TO BE DONE
From the entries below, copy every line holding the word "right".

ROWS
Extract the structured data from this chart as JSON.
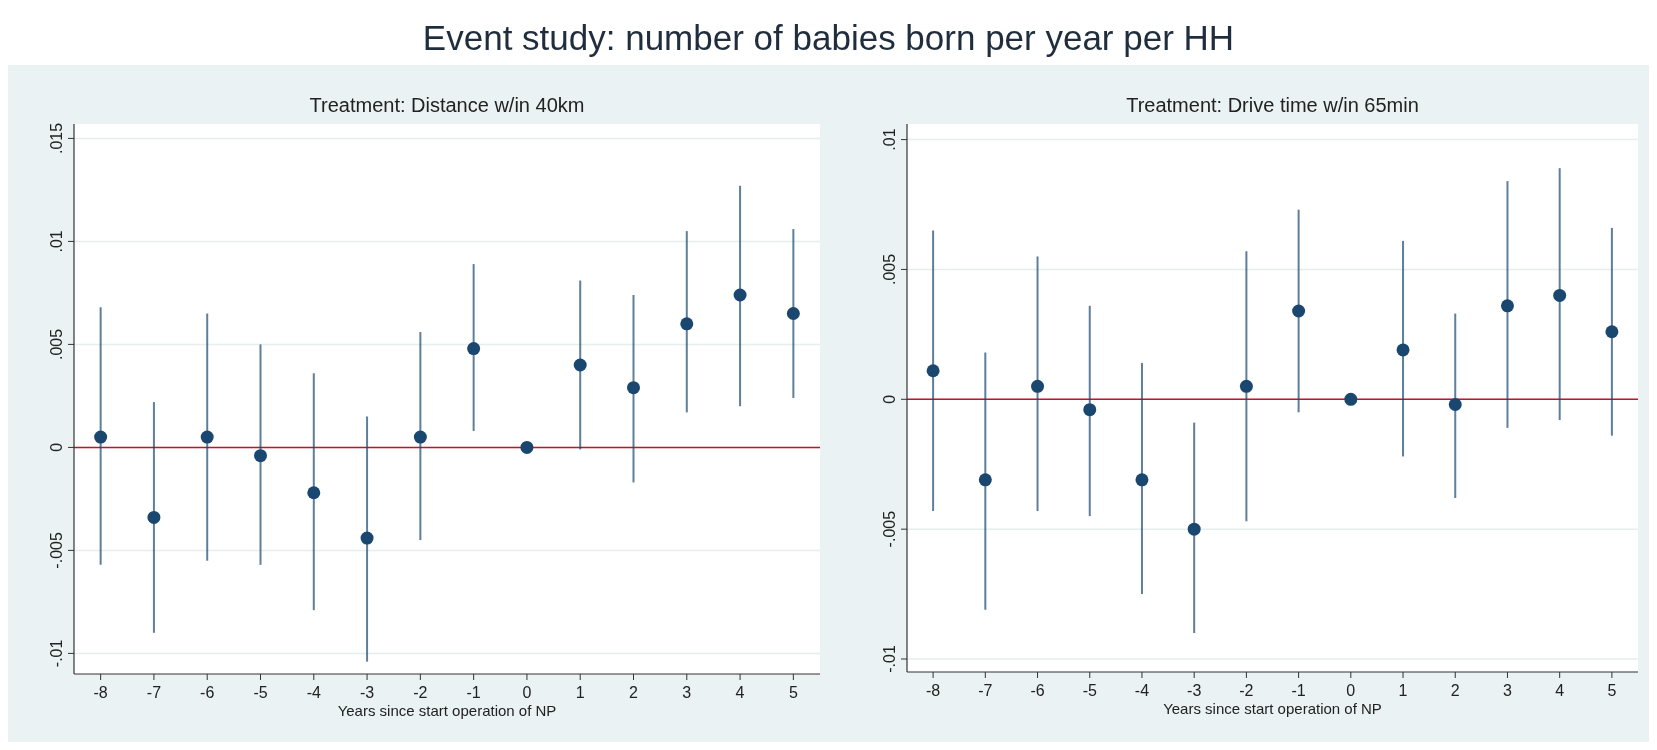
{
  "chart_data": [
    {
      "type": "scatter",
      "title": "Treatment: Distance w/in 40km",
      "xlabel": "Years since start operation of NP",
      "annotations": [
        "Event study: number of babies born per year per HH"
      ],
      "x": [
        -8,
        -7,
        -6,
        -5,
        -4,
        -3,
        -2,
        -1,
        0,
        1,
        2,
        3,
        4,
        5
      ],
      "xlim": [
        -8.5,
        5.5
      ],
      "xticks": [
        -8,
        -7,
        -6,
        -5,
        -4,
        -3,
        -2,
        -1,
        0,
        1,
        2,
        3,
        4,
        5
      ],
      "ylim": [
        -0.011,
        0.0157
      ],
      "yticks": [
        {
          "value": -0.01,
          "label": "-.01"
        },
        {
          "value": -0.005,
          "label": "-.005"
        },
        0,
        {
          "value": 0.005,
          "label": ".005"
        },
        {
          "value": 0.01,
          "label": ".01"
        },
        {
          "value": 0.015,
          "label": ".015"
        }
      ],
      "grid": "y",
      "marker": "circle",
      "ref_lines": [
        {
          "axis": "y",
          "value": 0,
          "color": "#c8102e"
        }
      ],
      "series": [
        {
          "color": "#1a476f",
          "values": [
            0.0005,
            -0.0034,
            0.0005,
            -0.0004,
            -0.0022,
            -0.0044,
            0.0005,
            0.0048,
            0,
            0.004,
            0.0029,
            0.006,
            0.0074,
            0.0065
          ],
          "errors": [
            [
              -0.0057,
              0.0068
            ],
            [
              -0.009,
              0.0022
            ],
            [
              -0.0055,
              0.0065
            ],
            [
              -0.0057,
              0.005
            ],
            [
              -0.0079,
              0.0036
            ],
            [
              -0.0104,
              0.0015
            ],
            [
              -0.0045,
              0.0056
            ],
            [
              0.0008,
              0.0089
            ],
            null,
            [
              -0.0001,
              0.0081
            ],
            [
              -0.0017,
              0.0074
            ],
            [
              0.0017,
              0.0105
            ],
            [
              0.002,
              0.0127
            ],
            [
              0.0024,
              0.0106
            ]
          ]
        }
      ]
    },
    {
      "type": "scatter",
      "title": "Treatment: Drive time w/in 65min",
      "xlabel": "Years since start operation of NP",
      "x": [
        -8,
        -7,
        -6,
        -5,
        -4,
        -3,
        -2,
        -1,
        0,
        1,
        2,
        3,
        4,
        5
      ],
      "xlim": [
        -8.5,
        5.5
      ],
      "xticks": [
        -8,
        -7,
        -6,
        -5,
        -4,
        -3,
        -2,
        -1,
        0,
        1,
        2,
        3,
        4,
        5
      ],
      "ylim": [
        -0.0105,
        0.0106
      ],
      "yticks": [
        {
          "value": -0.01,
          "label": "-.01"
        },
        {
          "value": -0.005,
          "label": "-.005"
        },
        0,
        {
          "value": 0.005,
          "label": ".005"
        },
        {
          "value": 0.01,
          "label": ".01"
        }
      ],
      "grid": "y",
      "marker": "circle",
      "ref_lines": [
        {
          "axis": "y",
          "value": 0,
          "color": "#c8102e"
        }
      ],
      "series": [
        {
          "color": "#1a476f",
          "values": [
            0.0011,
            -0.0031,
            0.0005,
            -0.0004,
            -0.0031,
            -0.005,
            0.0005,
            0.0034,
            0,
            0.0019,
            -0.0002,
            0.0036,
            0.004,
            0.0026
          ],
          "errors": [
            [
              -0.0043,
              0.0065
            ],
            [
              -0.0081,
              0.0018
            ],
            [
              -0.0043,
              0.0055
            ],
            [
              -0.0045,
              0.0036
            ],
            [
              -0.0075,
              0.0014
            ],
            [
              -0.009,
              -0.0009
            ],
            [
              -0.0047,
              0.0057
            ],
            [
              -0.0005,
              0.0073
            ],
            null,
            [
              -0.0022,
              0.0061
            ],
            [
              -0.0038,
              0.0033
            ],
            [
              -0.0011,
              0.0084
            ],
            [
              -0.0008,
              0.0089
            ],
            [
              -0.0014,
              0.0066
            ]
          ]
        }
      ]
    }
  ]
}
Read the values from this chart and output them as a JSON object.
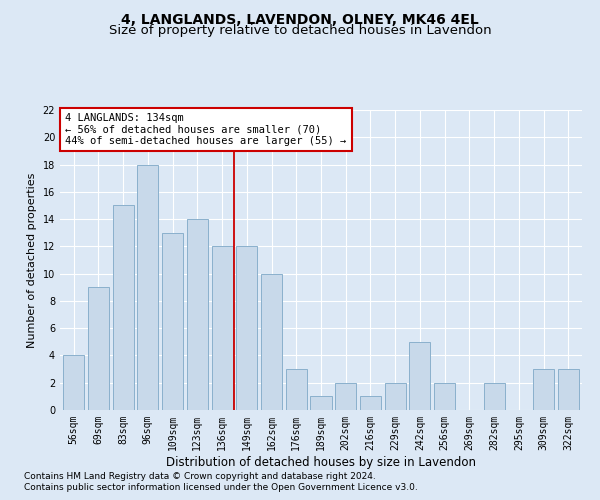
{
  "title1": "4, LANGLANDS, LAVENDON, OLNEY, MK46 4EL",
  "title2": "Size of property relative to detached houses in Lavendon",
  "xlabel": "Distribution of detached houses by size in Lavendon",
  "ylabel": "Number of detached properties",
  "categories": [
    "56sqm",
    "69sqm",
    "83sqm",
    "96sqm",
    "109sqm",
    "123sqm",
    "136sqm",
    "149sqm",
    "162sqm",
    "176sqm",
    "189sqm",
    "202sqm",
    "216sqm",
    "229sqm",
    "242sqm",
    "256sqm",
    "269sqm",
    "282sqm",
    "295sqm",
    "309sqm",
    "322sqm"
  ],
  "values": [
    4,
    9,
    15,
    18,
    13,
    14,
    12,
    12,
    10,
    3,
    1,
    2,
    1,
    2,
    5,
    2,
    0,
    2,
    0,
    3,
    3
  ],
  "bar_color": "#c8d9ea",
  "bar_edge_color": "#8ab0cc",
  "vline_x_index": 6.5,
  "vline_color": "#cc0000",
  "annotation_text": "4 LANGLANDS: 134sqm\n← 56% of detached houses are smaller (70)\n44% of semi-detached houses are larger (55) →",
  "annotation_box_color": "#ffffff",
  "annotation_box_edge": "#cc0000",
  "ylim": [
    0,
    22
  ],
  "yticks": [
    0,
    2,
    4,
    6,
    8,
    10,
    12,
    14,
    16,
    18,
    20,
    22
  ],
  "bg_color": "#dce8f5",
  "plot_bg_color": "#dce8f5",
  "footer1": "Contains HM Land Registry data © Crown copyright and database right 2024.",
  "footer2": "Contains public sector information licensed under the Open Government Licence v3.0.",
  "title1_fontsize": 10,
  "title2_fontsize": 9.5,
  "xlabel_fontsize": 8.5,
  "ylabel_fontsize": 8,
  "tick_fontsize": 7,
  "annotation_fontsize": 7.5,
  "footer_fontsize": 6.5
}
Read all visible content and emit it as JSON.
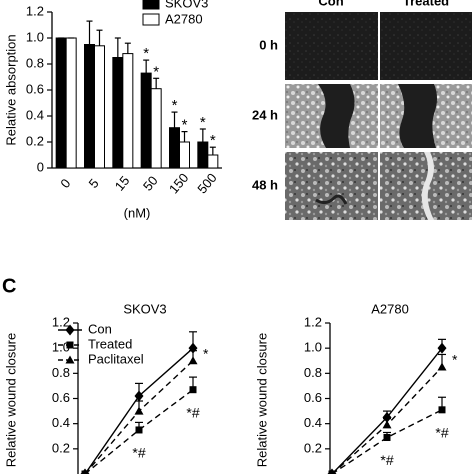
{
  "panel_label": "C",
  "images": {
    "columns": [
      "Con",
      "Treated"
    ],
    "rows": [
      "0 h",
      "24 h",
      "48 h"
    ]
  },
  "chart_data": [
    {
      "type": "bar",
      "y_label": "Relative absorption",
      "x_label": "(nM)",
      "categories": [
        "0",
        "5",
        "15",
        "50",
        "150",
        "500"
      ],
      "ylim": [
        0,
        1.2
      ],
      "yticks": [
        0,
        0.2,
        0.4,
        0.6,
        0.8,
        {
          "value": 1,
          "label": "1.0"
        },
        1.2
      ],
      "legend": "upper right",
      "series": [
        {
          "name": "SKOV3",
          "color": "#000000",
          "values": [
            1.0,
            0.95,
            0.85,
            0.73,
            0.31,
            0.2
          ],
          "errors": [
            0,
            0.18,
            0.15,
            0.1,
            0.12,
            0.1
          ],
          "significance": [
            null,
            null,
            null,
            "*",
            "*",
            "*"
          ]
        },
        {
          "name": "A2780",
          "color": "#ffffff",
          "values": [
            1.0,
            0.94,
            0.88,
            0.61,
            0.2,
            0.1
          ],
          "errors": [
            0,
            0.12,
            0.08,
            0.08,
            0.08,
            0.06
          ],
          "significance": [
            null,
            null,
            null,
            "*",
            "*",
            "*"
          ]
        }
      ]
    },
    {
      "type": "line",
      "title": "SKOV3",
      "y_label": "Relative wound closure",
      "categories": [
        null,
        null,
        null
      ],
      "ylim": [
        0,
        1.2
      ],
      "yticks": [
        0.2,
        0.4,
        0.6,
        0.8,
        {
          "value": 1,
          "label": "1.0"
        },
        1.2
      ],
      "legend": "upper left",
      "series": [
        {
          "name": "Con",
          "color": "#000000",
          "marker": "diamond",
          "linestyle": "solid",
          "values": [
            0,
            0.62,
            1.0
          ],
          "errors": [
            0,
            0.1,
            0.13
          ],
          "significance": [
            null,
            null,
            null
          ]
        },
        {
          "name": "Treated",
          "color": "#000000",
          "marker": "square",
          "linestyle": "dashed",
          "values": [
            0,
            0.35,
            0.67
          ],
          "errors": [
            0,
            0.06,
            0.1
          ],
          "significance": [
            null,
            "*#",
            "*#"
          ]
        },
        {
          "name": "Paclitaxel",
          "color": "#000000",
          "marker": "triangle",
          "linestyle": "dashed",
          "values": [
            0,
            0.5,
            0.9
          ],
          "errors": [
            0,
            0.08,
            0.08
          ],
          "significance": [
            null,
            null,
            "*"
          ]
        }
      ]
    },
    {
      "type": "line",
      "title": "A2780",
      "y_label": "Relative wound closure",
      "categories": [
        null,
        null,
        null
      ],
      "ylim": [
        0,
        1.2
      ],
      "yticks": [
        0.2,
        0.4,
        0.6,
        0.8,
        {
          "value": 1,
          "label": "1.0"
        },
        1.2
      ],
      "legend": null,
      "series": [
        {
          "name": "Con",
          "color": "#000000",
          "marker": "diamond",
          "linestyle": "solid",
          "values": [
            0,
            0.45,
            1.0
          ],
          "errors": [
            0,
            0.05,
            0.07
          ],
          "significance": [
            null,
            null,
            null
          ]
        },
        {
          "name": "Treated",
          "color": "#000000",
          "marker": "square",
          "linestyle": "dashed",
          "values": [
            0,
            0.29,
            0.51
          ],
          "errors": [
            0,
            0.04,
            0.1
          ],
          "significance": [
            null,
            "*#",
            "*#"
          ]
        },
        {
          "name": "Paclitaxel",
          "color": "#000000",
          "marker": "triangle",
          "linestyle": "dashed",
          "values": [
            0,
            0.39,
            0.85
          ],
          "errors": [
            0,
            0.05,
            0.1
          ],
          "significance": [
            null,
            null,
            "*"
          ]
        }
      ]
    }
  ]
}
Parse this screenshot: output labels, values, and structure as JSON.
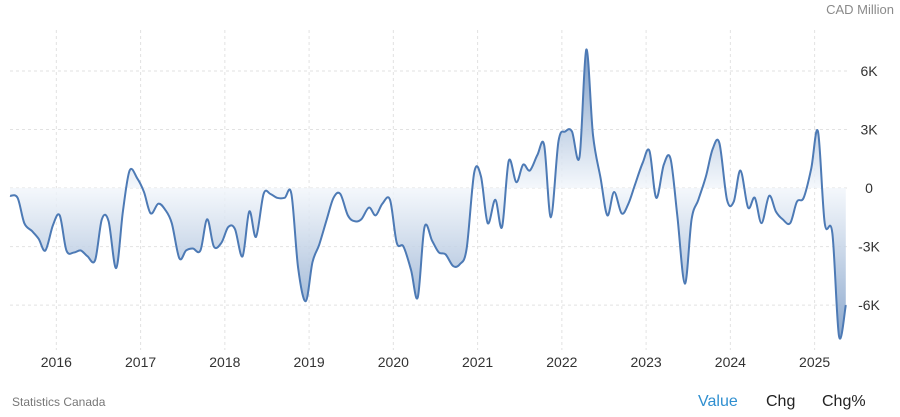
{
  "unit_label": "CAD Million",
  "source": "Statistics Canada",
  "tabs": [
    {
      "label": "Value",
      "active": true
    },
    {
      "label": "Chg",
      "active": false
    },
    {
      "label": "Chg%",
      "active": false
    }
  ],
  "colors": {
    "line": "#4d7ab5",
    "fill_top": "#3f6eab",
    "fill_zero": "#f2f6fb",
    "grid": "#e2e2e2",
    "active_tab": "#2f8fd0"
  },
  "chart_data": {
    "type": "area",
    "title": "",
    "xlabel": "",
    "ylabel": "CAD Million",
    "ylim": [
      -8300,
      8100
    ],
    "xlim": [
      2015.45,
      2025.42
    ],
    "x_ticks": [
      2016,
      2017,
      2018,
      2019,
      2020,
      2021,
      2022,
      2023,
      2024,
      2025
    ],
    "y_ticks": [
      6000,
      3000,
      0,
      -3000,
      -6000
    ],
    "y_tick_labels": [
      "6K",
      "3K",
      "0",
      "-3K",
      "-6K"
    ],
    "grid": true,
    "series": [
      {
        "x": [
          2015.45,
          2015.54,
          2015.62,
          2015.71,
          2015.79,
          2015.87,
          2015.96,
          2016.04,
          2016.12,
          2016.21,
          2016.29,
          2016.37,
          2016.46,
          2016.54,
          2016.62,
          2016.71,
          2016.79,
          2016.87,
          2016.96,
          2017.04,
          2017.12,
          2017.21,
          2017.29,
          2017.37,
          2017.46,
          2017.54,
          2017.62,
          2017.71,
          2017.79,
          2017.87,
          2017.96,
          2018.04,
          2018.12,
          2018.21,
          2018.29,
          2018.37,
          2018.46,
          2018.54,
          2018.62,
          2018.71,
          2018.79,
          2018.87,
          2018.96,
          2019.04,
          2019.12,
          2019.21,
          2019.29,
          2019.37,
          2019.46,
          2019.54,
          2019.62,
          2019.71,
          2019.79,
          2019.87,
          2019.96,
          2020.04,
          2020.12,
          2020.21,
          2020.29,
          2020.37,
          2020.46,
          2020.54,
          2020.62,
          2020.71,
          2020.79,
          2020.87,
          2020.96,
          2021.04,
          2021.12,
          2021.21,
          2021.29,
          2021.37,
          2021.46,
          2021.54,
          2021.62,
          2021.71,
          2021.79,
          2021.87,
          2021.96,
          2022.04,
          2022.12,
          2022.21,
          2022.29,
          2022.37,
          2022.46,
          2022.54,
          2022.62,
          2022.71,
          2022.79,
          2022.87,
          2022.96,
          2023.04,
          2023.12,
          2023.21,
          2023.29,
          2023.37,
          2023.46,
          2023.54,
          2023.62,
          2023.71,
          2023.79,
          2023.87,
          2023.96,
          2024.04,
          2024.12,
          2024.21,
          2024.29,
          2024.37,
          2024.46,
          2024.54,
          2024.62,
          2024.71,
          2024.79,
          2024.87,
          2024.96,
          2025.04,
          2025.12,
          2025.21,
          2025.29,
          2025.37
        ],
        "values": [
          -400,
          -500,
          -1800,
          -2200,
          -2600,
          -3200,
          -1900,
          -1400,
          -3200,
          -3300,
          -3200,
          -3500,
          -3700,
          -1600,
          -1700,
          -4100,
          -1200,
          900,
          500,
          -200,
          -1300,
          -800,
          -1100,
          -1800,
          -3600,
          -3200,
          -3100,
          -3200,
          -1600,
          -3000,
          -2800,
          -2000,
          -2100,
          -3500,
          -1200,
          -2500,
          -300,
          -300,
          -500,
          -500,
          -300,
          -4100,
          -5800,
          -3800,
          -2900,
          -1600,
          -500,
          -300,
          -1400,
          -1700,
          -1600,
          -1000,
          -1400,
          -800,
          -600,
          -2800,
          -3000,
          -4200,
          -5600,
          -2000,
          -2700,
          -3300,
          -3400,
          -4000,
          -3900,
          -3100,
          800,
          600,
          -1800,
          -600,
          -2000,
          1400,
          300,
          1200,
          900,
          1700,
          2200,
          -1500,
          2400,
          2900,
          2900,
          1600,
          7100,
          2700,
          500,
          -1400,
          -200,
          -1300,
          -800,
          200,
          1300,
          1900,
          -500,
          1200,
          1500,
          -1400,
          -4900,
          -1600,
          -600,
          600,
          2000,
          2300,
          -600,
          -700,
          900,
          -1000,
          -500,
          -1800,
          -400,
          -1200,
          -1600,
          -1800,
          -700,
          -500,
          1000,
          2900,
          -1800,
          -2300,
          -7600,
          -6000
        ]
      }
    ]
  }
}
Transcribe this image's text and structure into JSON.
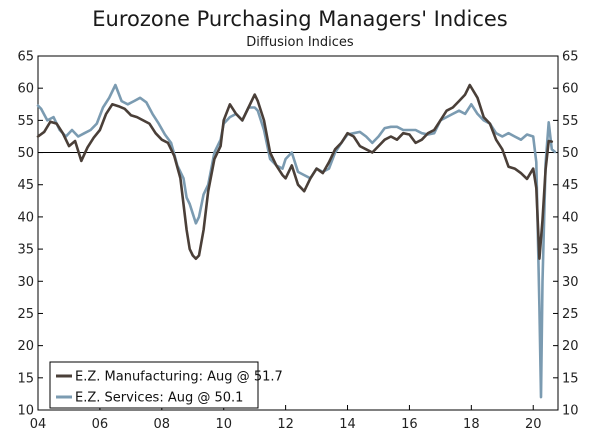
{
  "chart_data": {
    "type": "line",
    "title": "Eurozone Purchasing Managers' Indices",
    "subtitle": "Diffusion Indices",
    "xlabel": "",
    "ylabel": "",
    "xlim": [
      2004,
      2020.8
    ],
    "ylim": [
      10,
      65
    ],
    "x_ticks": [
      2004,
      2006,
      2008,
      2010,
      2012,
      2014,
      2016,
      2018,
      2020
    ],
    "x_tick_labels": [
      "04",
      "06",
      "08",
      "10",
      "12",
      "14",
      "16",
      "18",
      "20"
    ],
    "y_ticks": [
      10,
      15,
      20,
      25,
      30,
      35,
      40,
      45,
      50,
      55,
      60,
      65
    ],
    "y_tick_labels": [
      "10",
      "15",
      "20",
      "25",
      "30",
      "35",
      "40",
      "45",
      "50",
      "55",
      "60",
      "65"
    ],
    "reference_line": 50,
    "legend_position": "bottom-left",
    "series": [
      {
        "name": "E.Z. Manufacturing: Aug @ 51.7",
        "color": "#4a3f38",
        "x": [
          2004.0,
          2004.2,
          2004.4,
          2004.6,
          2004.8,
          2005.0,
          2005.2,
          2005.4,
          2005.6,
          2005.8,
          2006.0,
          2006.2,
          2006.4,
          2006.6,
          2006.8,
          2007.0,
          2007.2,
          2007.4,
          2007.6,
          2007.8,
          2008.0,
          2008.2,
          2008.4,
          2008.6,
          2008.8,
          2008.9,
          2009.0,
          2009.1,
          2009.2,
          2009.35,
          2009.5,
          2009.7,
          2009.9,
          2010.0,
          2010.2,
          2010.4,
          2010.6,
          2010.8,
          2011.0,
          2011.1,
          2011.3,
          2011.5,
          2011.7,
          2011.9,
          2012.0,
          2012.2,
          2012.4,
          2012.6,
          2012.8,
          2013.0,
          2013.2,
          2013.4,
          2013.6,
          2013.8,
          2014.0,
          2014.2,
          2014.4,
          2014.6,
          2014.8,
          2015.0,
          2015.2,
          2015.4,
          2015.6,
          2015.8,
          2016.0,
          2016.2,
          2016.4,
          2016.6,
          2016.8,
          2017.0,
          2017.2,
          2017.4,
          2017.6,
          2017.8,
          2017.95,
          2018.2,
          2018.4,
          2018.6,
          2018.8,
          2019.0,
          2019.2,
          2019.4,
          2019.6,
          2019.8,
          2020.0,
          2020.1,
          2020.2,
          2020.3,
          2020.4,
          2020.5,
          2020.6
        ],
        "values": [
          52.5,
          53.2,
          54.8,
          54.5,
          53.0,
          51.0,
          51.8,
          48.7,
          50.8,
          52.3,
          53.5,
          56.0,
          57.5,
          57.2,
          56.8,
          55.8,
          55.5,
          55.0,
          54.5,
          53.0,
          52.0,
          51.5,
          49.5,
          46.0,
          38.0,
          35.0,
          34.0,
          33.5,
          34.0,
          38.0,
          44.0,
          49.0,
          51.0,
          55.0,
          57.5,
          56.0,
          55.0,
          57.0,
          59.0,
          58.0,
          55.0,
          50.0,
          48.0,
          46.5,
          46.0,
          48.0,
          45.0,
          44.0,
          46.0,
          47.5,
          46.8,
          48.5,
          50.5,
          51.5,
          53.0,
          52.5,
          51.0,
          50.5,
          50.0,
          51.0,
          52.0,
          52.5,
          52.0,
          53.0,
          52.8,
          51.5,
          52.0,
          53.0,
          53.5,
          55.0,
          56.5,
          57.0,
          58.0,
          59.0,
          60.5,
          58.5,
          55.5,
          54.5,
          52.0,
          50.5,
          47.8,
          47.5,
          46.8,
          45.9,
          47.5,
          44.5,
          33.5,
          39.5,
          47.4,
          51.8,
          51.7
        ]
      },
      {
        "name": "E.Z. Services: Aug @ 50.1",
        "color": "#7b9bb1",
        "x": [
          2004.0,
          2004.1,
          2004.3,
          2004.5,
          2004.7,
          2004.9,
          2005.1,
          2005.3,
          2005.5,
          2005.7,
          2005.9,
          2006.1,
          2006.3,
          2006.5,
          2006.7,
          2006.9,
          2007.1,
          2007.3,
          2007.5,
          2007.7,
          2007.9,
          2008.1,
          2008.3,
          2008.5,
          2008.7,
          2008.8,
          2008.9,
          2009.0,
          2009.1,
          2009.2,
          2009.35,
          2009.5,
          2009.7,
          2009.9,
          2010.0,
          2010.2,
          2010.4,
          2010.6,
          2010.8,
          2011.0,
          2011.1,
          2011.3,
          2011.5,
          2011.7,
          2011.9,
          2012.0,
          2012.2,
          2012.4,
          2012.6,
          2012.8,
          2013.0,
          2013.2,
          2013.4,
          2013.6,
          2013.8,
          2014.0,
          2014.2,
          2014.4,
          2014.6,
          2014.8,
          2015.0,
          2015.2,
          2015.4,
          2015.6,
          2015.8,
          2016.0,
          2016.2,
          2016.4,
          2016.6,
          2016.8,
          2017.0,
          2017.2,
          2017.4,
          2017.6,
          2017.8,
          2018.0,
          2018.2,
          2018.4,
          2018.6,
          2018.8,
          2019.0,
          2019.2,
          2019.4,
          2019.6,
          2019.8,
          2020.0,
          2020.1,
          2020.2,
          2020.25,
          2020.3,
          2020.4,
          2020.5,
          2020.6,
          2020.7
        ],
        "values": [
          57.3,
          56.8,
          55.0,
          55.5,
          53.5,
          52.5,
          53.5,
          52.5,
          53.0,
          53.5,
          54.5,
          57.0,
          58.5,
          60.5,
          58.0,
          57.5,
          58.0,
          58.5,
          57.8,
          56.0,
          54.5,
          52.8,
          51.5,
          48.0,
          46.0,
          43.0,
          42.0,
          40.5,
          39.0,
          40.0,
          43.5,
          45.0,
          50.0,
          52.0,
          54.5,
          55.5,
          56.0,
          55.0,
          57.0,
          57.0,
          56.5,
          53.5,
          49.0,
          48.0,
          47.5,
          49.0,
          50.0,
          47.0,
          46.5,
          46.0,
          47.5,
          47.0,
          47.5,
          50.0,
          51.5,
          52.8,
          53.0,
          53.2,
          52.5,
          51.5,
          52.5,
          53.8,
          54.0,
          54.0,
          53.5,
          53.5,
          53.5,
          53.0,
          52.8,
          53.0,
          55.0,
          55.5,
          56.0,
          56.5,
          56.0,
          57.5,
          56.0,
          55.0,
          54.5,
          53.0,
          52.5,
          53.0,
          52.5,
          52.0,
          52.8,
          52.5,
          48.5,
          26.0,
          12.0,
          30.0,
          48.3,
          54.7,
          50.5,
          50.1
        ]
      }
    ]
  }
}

FINAL RESULT
  "footer1": "Contains HM Land Registry data © Crown copyright and database right 2024.",
      "legend": "upper right",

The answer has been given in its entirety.